### TASK REQUIREMENTS
Write out every line below that includes the word "Service".

## BEGIN DATA RECORDS

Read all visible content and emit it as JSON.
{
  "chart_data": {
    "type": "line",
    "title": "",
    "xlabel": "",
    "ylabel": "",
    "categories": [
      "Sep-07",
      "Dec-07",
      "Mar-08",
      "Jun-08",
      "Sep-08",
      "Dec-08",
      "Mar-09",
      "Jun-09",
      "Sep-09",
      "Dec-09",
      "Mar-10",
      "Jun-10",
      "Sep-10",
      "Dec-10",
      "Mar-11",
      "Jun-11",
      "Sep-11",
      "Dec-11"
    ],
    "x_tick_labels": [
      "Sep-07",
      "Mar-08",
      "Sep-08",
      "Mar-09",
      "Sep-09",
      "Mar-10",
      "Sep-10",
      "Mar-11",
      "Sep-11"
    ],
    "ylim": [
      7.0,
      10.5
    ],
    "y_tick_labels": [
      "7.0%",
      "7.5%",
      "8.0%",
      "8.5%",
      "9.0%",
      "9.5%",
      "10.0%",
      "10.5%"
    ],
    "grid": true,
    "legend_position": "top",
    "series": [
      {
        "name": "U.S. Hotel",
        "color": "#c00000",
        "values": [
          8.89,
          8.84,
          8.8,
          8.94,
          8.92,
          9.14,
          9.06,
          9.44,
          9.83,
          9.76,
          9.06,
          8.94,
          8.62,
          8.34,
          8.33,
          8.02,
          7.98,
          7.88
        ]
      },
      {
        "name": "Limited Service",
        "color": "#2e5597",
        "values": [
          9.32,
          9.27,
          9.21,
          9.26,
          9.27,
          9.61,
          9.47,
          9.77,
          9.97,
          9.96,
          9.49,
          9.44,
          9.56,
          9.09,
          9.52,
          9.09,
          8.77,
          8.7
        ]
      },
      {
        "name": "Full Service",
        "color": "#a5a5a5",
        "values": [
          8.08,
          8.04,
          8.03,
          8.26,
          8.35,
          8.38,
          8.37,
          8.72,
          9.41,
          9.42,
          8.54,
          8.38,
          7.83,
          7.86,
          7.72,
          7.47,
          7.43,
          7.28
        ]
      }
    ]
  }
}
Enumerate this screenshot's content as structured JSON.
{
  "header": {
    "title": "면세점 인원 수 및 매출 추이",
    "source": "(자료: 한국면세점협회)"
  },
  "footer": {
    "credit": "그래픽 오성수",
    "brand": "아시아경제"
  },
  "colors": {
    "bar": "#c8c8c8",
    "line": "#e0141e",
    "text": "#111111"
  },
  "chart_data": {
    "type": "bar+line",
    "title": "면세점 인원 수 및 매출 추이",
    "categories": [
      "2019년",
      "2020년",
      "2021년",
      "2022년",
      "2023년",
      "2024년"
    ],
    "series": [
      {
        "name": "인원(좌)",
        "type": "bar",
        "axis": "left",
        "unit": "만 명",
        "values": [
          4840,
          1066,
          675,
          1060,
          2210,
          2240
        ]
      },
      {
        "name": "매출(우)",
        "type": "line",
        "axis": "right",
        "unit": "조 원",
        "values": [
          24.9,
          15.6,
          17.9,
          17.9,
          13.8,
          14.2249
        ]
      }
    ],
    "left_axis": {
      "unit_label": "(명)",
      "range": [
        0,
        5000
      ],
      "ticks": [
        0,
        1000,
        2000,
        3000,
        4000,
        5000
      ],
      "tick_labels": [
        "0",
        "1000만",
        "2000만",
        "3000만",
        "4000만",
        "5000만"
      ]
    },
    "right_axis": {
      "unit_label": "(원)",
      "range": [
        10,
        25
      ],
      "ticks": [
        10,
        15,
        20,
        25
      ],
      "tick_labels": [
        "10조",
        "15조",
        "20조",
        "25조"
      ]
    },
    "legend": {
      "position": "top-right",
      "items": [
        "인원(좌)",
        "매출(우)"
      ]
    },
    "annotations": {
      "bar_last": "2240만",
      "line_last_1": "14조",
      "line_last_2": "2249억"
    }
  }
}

## END DATA RECORDS

### WORKED SOLUTION
        "name": "Limited Service",
        "name": "Full Service",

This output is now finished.